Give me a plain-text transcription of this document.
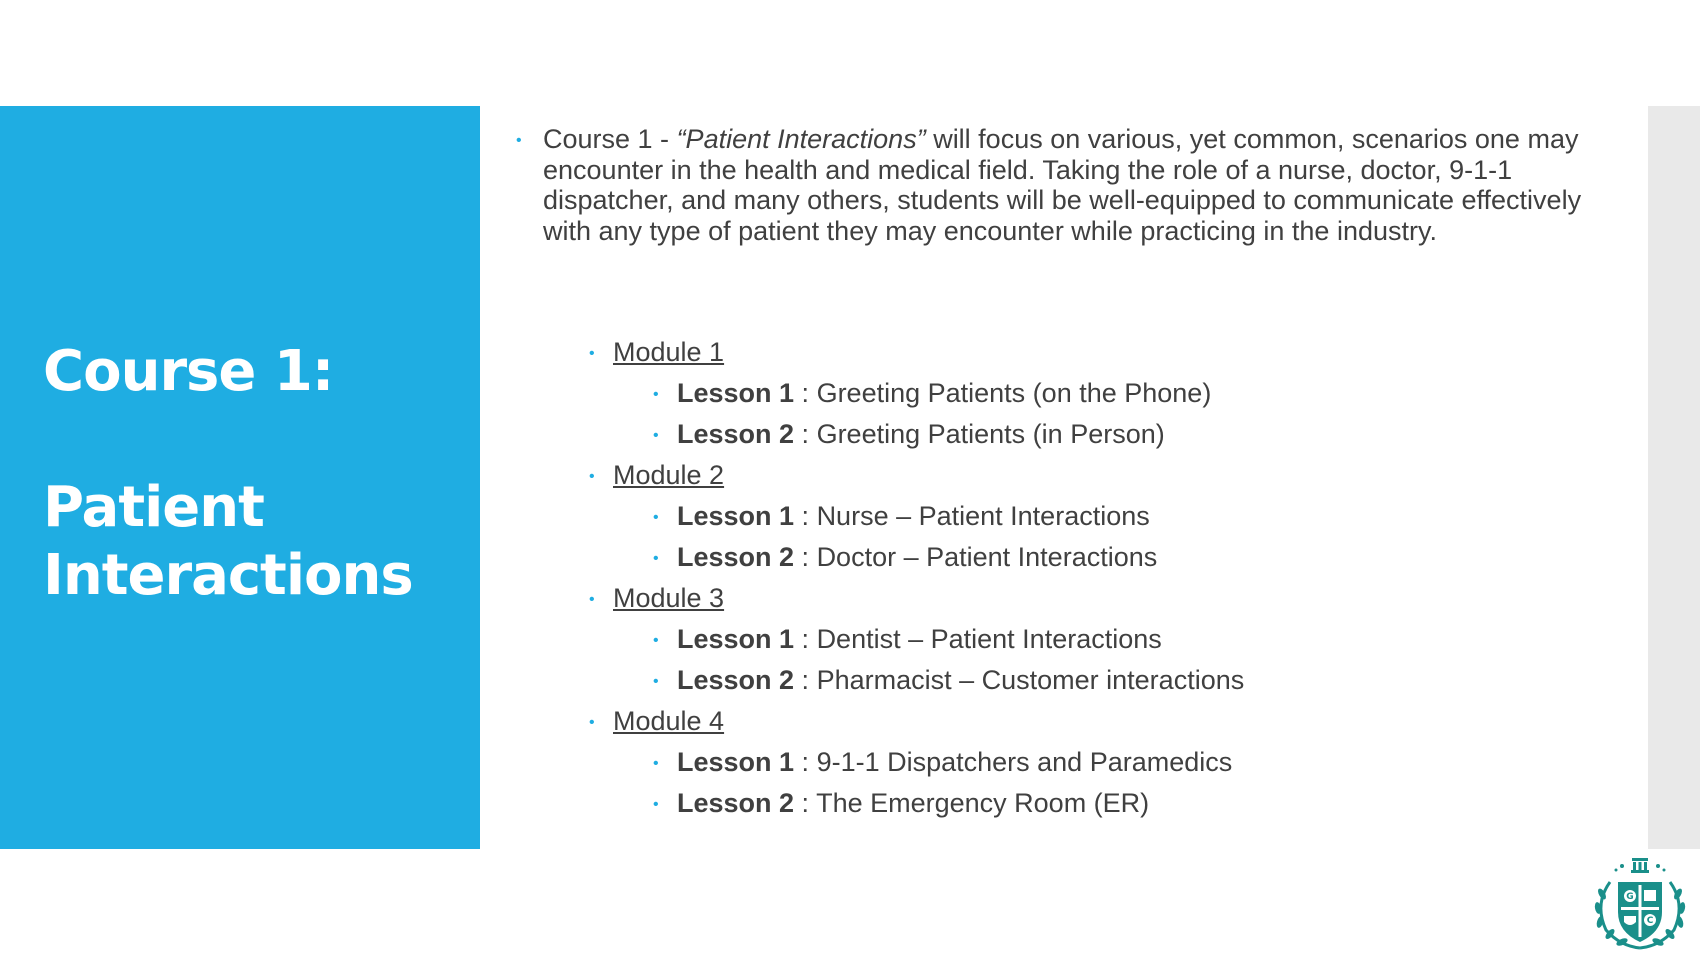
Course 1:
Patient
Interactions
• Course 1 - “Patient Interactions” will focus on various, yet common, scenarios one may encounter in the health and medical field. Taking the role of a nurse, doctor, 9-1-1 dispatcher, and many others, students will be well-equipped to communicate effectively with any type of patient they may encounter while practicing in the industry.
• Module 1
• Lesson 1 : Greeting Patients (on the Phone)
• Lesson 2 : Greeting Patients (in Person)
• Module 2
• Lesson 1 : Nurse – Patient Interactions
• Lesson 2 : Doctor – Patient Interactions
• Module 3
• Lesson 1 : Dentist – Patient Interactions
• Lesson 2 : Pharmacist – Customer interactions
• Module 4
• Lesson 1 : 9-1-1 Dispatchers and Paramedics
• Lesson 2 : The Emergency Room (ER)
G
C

# What you have to do:
Please output the full listing above exactly, minus any pictures.

# Your solution:
Give me a plain-text transcription of this document.
Course 1:
Patient
Interactions
• Course 1 - “Patient Interactions” will focus on various, yet common, scenarios one may encounter in the health and medical field. Taking the role of a nurse, doctor, 9-1-1 dispatcher, and many others, students will be well-equipped to communicate effectively with any type of patient they may encounter while practicing in the industry.
• Module 1
• Lesson 1 : Greeting Patients (on the Phone)
• Lesson 2 : Greeting Patients (in Person)
• Module 2
• Lesson 1 : Nurse – Patient Interactions
• Lesson 2 : Doctor – Patient Interactions
• Module 3
• Lesson 1 : Dentist – Patient Interactions
• Lesson 2 : Pharmacist – Customer interactions
• Module 4
• Lesson 1 : 9-1-1 Dispatchers and Paramedics
• Lesson 2 : The Emergency Room (ER)
G
C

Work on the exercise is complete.